INPUT ROWS.
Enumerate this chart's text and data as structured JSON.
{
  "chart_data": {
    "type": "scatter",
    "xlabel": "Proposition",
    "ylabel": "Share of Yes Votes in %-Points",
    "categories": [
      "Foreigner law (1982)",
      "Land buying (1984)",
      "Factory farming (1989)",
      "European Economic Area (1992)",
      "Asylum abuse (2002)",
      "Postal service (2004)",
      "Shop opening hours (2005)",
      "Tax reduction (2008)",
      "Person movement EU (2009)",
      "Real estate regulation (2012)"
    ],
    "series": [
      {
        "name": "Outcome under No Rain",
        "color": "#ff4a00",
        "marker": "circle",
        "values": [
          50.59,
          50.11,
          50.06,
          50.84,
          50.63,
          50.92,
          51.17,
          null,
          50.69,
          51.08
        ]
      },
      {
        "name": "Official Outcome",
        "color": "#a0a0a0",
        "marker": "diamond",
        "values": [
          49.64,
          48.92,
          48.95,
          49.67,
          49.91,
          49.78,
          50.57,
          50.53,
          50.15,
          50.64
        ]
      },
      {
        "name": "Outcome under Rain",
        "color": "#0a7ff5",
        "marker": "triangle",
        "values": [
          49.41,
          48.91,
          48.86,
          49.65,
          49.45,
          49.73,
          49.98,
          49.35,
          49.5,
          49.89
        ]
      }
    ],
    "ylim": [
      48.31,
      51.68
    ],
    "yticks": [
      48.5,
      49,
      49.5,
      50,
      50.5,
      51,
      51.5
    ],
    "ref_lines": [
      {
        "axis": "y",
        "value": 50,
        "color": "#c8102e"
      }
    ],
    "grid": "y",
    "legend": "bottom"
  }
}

WHAT YOU ARE ASKED TO DO.
Copy every line verbatim.

FINAL RESULT.
Enumerate this chart's text and data as structured JSON.
{
  "chart_data": {
    "type": "scatter",
    "xlabel": "Proposition",
    "ylabel": "Share of Yes Votes in %-Points",
    "categories": [
      "Foreigner law (1982)",
      "Land buying (1984)",
      "Factory farming (1989)",
      "European Economic Area (1992)",
      "Asylum abuse (2002)",
      "Postal service (2004)",
      "Shop opening hours (2005)",
      "Tax reduction (2008)",
      "Person movement EU (2009)",
      "Real estate regulation (2012)"
    ],
    "series": [
      {
        "name": "Outcome under No Rain",
        "color": "#ff4a00",
        "marker": "circle",
        "values": [
          50.59,
          50.11,
          50.06,
          50.84,
          50.63,
          50.92,
          51.17,
          null,
          50.69,
          51.08
        ]
      },
      {
        "name": "Official Outcome",
        "color": "#a0a0a0",
        "marker": "diamond",
        "values": [
          49.64,
          48.92,
          48.95,
          49.67,
          49.91,
          49.78,
          50.57,
          50.53,
          50.15,
          50.64
        ]
      },
      {
        "name": "Outcome under Rain",
        "color": "#0a7ff5",
        "marker": "triangle",
        "values": [
          49.41,
          48.91,
          48.86,
          49.65,
          49.45,
          49.73,
          49.98,
          49.35,
          49.5,
          49.89
        ]
      }
    ],
    "ylim": [
      48.31,
      51.68
    ],
    "yticks": [
      48.5,
      49,
      49.5,
      50,
      50.5,
      51,
      51.5
    ],
    "ref_lines": [
      {
        "axis": "y",
        "value": 50,
        "color": "#c8102e"
      }
    ],
    "grid": "y",
    "legend": "bottom"
  }
}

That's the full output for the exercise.